— begin —

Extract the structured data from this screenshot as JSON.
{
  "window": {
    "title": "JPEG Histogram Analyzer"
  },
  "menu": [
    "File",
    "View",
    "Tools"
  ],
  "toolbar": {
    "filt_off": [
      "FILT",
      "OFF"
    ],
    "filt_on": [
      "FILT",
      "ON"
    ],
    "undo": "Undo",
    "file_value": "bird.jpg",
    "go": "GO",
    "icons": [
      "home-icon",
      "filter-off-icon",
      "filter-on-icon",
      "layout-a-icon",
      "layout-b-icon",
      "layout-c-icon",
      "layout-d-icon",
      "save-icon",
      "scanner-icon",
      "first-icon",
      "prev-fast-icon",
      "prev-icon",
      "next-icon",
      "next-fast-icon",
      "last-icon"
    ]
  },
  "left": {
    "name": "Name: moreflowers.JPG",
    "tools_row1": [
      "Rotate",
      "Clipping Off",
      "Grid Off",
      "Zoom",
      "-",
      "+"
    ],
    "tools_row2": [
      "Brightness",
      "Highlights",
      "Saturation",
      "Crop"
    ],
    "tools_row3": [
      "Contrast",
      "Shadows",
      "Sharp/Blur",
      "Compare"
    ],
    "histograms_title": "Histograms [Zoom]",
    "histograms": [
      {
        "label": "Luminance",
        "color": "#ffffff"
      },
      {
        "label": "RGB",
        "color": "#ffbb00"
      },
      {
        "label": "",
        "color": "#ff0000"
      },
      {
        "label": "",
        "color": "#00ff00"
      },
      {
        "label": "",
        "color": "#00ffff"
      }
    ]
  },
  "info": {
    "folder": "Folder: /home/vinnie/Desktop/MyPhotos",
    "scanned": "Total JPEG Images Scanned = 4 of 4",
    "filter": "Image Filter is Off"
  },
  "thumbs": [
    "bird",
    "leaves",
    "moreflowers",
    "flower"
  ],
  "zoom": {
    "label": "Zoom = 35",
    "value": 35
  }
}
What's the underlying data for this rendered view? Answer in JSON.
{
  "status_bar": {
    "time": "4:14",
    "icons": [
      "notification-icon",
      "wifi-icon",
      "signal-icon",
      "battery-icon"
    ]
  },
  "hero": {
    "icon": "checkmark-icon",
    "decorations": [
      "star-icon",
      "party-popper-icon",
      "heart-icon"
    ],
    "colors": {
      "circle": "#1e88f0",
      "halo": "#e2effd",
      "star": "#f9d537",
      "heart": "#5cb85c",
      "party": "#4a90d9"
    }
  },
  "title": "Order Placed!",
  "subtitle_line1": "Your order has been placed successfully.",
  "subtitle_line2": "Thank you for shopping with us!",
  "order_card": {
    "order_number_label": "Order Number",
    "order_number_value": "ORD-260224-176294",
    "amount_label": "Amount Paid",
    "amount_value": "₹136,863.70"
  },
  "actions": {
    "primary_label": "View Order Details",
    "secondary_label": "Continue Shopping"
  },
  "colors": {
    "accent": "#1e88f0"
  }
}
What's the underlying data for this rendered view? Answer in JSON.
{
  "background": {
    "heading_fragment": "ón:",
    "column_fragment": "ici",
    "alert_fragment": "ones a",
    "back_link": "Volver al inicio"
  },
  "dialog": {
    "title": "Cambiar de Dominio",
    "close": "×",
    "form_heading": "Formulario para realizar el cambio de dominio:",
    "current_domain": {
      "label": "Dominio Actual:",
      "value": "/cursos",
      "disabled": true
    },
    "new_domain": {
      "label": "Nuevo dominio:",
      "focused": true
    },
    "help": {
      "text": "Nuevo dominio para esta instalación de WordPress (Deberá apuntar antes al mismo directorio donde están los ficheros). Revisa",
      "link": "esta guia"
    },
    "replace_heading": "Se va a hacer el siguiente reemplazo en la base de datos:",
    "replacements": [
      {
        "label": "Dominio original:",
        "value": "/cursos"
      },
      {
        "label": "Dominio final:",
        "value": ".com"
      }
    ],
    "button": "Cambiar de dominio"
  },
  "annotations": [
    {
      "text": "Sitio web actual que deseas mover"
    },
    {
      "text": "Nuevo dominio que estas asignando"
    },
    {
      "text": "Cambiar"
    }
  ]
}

— end —

(Do this): Return every entry verbatim.

(Solution to the problem):
Extract the structured data from this screenshot as JSON.
{
  "window": {
    "title": "JPEG Histogram Analyzer"
  },
  "menu": [
    "File",
    "View",
    "Tools"
  ],
  "toolbar": {
    "filt_off": [
      "FILT",
      "OFF"
    ],
    "filt_on": [
      "FILT",
      "ON"
    ],
    "undo": "Undo",
    "file_value": "bird.jpg",
    "go": "GO",
    "icons": [
      "home-icon",
      "filter-off-icon",
      "filter-on-icon",
      "layout-a-icon",
      "layout-b-icon",
      "layout-c-icon",
      "layout-d-icon",
      "save-icon",
      "scanner-icon",
      "first-icon",
      "prev-fast-icon",
      "prev-icon",
      "next-icon",
      "next-fast-icon",
      "last-icon"
    ]
  },
  "left": {
    "name": "Name: moreflowers.JPG",
    "tools_row1": [
      "Rotate",
      "Clipping Off",
      "Grid Off",
      "Zoom",
      "-",
      "+"
    ],
    "tools_row2": [
      "Brightness",
      "Highlights",
      "Saturation",
      "Crop"
    ],
    "tools_row3": [
      "Contrast",
      "Shadows",
      "Sharp/Blur",
      "Compare"
    ],
    "histograms_title": "Histograms [Zoom]",
    "histograms": [
      {
        "label": "Luminance",
        "color": "#ffffff"
      },
      {
        "label": "RGB",
        "color": "#ffbb00"
      },
      {
        "label": "",
        "color": "#ff0000"
      },
      {
        "label": "",
        "color": "#00ff00"
      },
      {
        "label": "",
        "color": "#00ffff"
      }
    ]
  },
  "info": {
    "folder": "Folder: /home/vinnie/Desktop/MyPhotos",
    "scanned": "Total JPEG Images Scanned = 4 of 4",
    "filter": "Image Filter is Off"
  },
  "thumbs": [
    "bird",
    "leaves",
    "moreflowers",
    "flower"
  ],
  "zoom": {
    "label": "Zoom = 35",
    "value": 35
  }
}
What's the underlying data for this rendered view? Answer in JSON.
{
  "status_bar": {
    "time": "4:14",
    "icons": [
      "notification-icon",
      "wifi-icon",
      "signal-icon",
      "battery-icon"
    ]
  },
  "hero": {
    "icon": "checkmark-icon",
    "decorations": [
      "star-icon",
      "party-popper-icon",
      "heart-icon"
    ],
    "colors": {
      "circle": "#1e88f0",
      "halo": "#e2effd",
      "star": "#f9d537",
      "heart": "#5cb85c",
      "party": "#4a90d9"
    }
  },
  "title": "Order Placed!",
  "subtitle_line1": "Your order has been placed successfully.",
  "subtitle_line2": "Thank you for shopping with us!",
  "order_card": {
    "order_number_label": "Order Number",
    "order_number_value": "ORD-260224-176294",
    "amount_label": "Amount Paid",
    "amount_value": "₹136,863.70"
  },
  "actions": {
    "primary_label": "View Order Details",
    "secondary_label": "Continue Shopping"
  },
  "colors": {
    "accent": "#1e88f0"
  }
}
What's the underlying data for this rendered view? Answer in JSON.
{
  "background": {
    "heading_fragment": "ón:",
    "column_fragment": "ici",
    "alert_fragment": "ones a",
    "back_link": "Volver al inicio"
  },
  "dialog": {
    "title": "Cambiar de Dominio",
    "close": "×",
    "form_heading": "Formulario para realizar el cambio de dominio:",
    "current_domain": {
      "label": "Dominio Actual:",
      "value": "/cursos",
      "disabled": true
    },
    "new_domain": {
      "label": "Nuevo dominio:",
      "focused": true
    },
    "help": {
      "text": "Nuevo dominio para esta instalación de WordPress (Deberá apuntar antes al mismo directorio donde están los ficheros). Revisa",
      "link": "esta guia"
    },
    "replace_heading": "Se va a hacer el siguiente reemplazo en la base de datos:",
    "replacements": [
      {
        "label": "Dominio original:",
        "value": "/cursos"
      },
      {
        "label": "Dominio final:",
        "value": ".com"
      }
    ],
    "button": "Cambiar de dominio"
  },
  "annotations": [
    {
      "text": "Sitio web actual que deseas mover"
    },
    {
      "text": "Nuevo dominio que estas asignando"
    },
    {
      "text": "Cambiar"
    }
  ]
}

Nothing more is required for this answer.